## Work to do
Find the string "likes" in the data, then copy every line where it is found.
▬▬▬
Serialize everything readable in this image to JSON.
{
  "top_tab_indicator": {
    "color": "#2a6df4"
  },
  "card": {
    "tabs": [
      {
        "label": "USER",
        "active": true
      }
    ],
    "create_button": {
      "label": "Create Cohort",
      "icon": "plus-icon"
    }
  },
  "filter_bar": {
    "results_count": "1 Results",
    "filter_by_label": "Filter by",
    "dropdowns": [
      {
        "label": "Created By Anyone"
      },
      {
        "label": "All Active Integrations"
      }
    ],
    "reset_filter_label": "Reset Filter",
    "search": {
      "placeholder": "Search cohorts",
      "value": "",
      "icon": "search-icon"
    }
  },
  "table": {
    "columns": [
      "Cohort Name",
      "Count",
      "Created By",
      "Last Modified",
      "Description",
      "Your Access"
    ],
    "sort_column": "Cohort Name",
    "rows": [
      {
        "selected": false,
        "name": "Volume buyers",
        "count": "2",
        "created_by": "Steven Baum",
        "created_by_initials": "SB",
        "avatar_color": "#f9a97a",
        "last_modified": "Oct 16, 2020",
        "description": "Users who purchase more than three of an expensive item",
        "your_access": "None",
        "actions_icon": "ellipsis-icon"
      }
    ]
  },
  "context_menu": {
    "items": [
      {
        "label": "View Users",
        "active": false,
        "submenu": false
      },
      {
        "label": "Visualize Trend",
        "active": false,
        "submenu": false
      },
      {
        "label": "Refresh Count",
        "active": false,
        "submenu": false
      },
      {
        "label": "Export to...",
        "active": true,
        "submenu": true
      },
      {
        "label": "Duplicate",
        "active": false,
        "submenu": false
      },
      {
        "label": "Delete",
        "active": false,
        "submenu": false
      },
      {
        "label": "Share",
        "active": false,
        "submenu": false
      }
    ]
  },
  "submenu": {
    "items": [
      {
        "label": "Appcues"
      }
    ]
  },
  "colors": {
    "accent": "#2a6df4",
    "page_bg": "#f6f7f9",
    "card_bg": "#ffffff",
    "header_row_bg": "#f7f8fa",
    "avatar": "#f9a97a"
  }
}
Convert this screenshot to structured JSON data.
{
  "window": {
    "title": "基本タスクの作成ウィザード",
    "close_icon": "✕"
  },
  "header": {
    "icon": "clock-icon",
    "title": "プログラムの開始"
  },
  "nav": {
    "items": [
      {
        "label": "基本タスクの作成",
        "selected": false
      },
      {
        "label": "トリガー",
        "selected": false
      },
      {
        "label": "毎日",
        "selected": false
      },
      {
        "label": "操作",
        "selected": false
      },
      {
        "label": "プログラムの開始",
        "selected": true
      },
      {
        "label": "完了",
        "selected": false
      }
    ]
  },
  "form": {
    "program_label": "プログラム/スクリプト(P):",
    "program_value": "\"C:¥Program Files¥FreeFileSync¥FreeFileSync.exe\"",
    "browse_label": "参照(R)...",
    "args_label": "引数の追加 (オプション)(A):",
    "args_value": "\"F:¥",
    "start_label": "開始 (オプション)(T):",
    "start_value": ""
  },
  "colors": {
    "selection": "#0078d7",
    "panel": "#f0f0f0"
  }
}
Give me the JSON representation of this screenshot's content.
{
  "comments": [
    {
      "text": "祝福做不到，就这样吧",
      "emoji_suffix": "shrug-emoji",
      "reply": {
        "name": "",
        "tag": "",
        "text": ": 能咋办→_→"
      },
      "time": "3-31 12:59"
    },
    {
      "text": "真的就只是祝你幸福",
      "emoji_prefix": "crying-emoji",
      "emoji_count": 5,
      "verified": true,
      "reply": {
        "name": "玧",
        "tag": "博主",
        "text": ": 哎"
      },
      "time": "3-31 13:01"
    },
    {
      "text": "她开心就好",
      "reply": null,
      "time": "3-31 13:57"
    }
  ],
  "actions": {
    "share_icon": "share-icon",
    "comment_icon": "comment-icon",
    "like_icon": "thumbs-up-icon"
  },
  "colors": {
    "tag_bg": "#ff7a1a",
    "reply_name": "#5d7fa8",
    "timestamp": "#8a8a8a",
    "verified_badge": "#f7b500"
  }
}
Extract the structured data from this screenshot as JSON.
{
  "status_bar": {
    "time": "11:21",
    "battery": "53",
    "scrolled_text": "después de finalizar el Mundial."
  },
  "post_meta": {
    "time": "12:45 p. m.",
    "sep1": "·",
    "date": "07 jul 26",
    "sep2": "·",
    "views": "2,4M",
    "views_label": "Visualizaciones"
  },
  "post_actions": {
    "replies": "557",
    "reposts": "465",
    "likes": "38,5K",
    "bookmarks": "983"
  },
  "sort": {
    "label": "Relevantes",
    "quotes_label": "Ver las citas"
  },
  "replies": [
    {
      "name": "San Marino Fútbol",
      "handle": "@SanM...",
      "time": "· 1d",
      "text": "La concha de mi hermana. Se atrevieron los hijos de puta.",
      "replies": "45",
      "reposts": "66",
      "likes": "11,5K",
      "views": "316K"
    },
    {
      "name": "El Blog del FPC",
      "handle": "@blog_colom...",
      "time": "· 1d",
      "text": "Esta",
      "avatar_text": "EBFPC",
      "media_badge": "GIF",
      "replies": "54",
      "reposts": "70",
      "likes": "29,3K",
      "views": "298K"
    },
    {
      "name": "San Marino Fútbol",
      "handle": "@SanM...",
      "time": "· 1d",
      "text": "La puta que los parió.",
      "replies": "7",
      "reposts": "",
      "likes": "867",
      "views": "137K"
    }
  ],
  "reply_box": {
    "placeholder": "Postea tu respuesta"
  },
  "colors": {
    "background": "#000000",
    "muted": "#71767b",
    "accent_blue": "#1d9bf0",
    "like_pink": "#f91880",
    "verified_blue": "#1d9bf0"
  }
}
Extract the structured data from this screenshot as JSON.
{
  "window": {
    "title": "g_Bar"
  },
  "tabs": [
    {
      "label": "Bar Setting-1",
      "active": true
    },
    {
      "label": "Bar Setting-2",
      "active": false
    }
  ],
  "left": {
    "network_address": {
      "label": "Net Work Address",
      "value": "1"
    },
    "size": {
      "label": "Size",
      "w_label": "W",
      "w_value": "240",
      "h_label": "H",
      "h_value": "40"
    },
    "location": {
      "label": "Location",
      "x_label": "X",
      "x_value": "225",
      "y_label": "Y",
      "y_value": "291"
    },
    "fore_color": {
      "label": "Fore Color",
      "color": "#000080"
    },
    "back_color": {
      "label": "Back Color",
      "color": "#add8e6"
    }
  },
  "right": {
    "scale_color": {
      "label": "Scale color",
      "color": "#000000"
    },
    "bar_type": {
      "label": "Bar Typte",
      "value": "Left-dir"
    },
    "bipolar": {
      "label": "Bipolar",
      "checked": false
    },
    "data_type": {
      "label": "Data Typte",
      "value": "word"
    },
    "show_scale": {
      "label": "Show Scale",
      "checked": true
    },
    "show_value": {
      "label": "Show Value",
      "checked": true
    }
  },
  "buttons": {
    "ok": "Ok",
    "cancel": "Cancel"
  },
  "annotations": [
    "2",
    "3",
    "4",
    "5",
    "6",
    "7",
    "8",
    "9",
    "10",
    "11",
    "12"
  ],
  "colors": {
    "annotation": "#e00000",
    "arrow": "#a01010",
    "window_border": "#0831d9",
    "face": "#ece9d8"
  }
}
▬▬▬
## Finished answer
    "likes": "38,5K",
      "likes": "11,5K",
      "likes": "29,3K",
      "likes": "867",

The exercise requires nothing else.